=== DATA PROVIDED ===

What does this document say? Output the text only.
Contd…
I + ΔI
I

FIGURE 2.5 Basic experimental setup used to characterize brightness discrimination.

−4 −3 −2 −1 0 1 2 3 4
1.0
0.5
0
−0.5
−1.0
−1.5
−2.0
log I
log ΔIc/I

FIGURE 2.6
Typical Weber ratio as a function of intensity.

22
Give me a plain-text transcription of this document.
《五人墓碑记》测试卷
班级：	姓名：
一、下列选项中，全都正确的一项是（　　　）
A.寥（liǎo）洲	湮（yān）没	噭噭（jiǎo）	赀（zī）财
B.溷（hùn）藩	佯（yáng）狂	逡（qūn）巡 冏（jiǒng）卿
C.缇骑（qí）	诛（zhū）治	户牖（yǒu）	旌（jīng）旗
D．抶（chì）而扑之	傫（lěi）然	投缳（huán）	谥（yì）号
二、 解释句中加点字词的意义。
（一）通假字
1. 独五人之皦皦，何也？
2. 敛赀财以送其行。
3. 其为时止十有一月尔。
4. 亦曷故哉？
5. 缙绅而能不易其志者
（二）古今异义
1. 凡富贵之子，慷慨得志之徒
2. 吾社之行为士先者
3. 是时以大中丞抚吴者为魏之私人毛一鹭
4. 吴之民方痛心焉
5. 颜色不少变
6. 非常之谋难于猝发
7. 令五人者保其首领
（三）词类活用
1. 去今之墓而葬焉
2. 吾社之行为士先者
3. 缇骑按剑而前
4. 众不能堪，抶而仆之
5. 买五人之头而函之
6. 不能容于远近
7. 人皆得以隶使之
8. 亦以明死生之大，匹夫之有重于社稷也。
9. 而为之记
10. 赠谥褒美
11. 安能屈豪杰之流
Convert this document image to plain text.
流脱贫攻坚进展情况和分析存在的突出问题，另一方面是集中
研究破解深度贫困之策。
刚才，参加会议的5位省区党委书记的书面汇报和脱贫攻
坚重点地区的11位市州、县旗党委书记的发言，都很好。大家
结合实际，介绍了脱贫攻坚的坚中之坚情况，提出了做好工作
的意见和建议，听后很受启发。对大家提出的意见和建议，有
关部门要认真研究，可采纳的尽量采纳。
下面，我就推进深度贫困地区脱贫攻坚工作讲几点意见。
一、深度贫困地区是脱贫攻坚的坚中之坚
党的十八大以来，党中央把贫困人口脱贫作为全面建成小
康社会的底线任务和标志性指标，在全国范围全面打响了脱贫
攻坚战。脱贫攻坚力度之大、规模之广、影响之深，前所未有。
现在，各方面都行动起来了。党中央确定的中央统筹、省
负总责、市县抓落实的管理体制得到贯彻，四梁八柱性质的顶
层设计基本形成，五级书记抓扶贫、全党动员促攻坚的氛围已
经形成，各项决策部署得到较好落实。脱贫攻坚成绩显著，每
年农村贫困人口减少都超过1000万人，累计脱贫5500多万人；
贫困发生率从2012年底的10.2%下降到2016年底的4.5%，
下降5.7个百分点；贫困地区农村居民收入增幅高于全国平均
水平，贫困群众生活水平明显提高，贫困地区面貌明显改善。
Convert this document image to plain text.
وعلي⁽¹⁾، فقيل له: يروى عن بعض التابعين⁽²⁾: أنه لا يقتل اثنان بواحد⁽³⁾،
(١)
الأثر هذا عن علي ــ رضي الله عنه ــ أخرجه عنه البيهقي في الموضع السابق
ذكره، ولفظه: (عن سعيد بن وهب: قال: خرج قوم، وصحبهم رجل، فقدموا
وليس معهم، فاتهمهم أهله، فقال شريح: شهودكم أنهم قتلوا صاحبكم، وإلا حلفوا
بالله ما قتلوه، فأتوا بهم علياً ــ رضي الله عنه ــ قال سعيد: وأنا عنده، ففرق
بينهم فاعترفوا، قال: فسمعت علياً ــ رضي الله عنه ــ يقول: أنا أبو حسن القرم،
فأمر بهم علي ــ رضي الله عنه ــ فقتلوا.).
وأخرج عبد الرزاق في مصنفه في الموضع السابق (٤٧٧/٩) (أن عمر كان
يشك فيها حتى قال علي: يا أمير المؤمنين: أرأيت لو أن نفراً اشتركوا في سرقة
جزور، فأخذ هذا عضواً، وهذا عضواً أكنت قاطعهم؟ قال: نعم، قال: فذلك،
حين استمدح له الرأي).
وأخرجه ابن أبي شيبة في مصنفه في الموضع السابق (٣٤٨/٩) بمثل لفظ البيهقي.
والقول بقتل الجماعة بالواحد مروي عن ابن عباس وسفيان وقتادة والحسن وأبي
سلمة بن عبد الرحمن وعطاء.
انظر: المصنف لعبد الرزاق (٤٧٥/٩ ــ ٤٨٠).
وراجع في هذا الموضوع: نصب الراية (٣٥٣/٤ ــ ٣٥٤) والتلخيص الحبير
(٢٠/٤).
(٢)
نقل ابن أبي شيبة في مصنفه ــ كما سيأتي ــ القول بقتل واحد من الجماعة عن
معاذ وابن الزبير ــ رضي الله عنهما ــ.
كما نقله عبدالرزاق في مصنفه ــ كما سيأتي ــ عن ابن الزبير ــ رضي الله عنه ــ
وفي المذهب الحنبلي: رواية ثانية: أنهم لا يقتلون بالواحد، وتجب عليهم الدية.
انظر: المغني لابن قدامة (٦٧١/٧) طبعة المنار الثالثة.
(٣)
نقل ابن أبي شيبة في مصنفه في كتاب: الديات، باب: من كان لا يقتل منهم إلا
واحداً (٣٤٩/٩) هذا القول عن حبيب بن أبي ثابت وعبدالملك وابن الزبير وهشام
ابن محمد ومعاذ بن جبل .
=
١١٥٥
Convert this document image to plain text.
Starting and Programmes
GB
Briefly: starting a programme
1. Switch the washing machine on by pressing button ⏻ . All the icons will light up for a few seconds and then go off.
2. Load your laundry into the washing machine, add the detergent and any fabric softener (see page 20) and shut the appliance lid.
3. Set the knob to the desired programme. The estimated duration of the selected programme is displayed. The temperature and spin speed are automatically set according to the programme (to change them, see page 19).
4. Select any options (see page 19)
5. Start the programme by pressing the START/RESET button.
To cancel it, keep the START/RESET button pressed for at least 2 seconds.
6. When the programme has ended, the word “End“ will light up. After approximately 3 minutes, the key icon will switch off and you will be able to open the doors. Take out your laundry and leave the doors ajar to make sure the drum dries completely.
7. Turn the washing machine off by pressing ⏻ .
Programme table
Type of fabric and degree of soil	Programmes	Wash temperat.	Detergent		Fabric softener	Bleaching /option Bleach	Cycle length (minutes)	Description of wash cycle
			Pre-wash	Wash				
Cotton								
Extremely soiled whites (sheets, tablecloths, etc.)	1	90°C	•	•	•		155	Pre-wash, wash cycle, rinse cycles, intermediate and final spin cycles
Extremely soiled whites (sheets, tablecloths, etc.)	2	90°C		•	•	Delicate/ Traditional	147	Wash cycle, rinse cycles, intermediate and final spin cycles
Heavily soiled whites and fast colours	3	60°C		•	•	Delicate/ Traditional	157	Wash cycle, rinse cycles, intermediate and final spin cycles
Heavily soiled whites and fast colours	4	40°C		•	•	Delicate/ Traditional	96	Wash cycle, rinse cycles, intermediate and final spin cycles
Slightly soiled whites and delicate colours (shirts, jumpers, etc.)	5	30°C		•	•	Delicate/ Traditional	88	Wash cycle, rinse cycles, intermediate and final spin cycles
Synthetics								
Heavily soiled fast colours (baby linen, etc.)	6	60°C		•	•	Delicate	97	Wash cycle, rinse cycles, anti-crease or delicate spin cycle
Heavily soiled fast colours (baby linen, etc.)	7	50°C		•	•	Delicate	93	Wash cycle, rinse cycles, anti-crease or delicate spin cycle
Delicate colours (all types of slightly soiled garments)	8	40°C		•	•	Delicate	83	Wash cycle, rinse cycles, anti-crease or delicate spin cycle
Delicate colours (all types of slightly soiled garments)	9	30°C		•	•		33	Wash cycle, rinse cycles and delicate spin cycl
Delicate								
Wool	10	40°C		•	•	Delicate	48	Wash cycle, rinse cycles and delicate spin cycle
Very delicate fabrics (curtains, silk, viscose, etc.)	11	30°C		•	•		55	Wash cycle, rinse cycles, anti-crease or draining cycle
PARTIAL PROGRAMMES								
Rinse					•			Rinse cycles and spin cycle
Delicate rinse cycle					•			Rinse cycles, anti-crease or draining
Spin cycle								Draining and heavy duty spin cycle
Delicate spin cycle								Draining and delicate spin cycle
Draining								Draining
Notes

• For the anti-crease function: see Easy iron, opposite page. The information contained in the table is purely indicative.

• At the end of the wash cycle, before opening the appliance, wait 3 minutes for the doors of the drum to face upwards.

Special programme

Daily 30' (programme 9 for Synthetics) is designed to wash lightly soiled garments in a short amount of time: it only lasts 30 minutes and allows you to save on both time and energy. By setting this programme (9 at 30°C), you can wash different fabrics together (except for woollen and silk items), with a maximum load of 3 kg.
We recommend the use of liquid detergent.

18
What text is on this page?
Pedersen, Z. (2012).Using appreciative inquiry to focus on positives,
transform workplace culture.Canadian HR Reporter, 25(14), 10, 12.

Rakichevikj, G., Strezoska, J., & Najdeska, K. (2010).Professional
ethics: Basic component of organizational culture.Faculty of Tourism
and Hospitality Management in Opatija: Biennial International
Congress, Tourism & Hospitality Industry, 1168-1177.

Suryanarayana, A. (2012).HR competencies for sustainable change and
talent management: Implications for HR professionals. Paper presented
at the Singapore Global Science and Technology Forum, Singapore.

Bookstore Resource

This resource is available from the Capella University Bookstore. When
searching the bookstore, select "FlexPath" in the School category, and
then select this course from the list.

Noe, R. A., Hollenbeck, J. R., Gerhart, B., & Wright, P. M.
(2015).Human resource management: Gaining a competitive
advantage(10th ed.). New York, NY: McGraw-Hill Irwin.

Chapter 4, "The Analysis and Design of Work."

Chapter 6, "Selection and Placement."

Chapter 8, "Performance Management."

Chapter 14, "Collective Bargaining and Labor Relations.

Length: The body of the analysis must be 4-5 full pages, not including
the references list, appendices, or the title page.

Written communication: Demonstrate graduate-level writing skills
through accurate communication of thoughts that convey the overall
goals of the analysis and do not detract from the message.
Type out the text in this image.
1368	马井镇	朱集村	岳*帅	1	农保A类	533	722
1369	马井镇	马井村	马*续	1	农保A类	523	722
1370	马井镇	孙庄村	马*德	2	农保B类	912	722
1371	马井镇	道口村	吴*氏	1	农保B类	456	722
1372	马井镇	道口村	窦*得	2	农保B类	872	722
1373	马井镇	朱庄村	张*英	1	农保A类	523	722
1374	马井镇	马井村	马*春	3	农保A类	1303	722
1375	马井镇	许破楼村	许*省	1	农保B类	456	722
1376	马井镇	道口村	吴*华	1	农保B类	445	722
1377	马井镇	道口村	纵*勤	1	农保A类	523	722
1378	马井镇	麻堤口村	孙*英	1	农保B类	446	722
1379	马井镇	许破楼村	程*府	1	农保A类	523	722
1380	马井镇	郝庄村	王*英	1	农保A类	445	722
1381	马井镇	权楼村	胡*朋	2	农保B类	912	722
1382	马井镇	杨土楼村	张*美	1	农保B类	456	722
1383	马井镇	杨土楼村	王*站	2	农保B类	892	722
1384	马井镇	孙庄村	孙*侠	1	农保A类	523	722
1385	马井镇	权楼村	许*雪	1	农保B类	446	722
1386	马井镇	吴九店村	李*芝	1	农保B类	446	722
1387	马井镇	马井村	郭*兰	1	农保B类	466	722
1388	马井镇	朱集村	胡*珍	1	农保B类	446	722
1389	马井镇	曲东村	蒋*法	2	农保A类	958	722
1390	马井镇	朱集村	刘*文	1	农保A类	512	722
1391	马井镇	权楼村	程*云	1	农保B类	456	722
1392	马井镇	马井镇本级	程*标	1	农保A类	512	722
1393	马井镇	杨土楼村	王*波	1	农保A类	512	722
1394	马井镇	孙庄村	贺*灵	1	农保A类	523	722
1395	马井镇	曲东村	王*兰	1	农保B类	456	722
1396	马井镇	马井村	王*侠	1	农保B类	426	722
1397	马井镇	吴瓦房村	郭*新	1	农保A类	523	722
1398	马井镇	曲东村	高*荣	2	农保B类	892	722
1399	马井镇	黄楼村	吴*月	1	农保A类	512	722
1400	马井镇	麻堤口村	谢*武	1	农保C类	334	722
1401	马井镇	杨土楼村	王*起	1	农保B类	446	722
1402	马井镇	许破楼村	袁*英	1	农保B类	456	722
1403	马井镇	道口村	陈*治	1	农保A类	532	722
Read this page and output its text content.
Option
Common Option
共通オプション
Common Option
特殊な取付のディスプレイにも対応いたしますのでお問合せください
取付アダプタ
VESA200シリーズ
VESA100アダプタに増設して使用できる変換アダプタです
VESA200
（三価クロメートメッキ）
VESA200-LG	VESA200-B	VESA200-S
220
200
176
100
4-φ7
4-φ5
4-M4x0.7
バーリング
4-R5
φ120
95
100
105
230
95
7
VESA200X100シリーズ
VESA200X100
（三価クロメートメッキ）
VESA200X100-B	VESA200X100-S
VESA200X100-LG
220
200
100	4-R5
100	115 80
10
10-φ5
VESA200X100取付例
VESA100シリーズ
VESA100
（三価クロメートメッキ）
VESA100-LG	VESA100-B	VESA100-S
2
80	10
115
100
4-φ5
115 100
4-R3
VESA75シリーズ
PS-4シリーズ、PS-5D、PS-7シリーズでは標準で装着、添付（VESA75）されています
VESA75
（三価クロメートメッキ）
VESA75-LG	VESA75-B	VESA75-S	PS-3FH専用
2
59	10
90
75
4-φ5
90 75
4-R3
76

===

» **SET EXERCISE**
Find every line in the records above that holds the word "بالواحد", and copy each one.

» **THE RESPONSE**
والقول بقتل الجماعة بالواحد مروي عن ابن عباس وسفيان وقتادة والحسن وأبي
وفي المذهب الحنبلي: رواية ثانية: أنهم لا يقتلون بالواحد، وتجب عليهم الدية.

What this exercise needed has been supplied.